Task to complete:
Retype each entry below, keeping every character the same.

**** Provided data ****

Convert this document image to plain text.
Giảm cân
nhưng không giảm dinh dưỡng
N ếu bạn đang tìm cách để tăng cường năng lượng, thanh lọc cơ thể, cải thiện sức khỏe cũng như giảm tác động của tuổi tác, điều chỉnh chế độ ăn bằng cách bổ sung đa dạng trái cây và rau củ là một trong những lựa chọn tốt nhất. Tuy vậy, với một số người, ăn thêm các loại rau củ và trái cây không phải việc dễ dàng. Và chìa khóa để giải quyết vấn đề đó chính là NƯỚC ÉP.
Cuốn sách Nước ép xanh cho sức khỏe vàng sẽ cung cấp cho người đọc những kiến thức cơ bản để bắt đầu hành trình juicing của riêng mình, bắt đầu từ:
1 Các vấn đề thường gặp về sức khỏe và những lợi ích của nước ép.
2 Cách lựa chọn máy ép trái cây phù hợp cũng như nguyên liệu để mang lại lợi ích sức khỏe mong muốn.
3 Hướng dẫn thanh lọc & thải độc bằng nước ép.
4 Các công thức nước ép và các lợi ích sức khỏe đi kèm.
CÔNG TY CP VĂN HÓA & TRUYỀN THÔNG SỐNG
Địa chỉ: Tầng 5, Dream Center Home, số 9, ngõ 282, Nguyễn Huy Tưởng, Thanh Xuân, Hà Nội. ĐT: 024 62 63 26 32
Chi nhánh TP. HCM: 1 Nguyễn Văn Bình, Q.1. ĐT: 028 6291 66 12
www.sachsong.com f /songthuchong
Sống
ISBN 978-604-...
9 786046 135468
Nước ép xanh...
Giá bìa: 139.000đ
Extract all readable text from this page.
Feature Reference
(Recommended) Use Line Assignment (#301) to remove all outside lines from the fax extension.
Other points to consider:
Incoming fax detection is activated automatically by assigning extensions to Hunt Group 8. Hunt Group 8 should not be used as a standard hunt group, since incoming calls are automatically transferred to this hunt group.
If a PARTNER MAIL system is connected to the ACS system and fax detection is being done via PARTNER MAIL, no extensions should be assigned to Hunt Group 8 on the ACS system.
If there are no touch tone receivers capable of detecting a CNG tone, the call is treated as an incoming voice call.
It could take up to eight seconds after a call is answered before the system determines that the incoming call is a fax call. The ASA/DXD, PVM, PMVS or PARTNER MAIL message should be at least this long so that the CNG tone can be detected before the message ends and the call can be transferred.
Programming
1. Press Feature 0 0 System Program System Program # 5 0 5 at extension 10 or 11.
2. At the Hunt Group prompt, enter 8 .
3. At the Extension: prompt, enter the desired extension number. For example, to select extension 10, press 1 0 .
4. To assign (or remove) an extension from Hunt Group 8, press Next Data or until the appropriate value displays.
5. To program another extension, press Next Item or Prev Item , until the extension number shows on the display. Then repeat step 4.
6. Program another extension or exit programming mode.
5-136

****

Worked solution:
Convert this document image to plain text.
Giảm cân
nhưng không giảm dinh dưỡng
N ếu bạn đang tìm cách để tăng cường năng lượng, thanh lọc cơ thể, cải thiện sức khỏe cũng như giảm tác động của tuổi tác, điều chỉnh chế độ ăn bằng cách bổ sung đa dạng trái cây và rau củ là một trong những lựa chọn tốt nhất. Tuy vậy, với một số người, ăn thêm các loại rau củ và trái cây không phải việc dễ dàng. Và chìa khóa để giải quyết vấn đề đó chính là NƯỚC ÉP.
Cuốn sách Nước ép xanh cho sức khỏe vàng sẽ cung cấp cho người đọc những kiến thức cơ bản để bắt đầu hành trình juicing của riêng mình, bắt đầu từ:
1 Các vấn đề thường gặp về sức khỏe và những lợi ích của nước ép.
2 Cách lựa chọn máy ép trái cây phù hợp cũng như nguyên liệu để mang lại lợi ích sức khỏe mong muốn.
3 Hướng dẫn thanh lọc & thải độc bằng nước ép.
4 Các công thức nước ép và các lợi ích sức khỏe đi kèm.
CÔNG TY CP VĂN HÓA & TRUYỀN THÔNG SỐNG
Địa chỉ: Tầng 5, Dream Center Home, số 9, ngõ 282, Nguyễn Huy Tưởng, Thanh Xuân, Hà Nội. ĐT: 024 62 63 26 32
Chi nhánh TP. HCM: 1 Nguyễn Văn Bình, Q.1. ĐT: 028 6291 66 12
www.sachsong.com f /songthuchong
Sống
ISBN 978-604-...
9 786046 135468
Nước ép xanh...
Giá bìa: 139.000đ
Extract all readable text from this page.
Feature Reference
(Recommended) Use Line Assignment (#301) to remove all outside lines from the fax extension.
Other points to consider:
Incoming fax detection is activated automatically by assigning extensions to Hunt Group 8. Hunt Group 8 should not be used as a standard hunt group, since incoming calls are automatically transferred to this hunt group.
If a PARTNER MAIL system is connected to the ACS system and fax detection is being done via PARTNER MAIL, no extensions should be assigned to Hunt Group 8 on the ACS system.
If there are no touch tone receivers capable of detecting a CNG tone, the call is treated as an incoming voice call.
It could take up to eight seconds after a call is answered before the system determines that the incoming call is a fax call. The ASA/DXD, PVM, PMVS or PARTNER MAIL message should be at least this long so that the CNG tone can be detected before the message ends and the call can be transferred.
Programming
1. Press Feature 0 0 System Program System Program # 5 0 5 at extension 10 or 11.
2. At the Hunt Group prompt, enter 8 .
3. At the Extension: prompt, enter the desired extension number. For example, to select extension 10, press 1 0 .
4. To assign (or remove) an extension from Hunt Group 8, press Next Data or until the appropriate value displays.
5. To program another extension, press Next Item or Prev Item , until the extension number shows on the display. Then repeat step 4.
6. Program another extension or exit programming mode.
5-136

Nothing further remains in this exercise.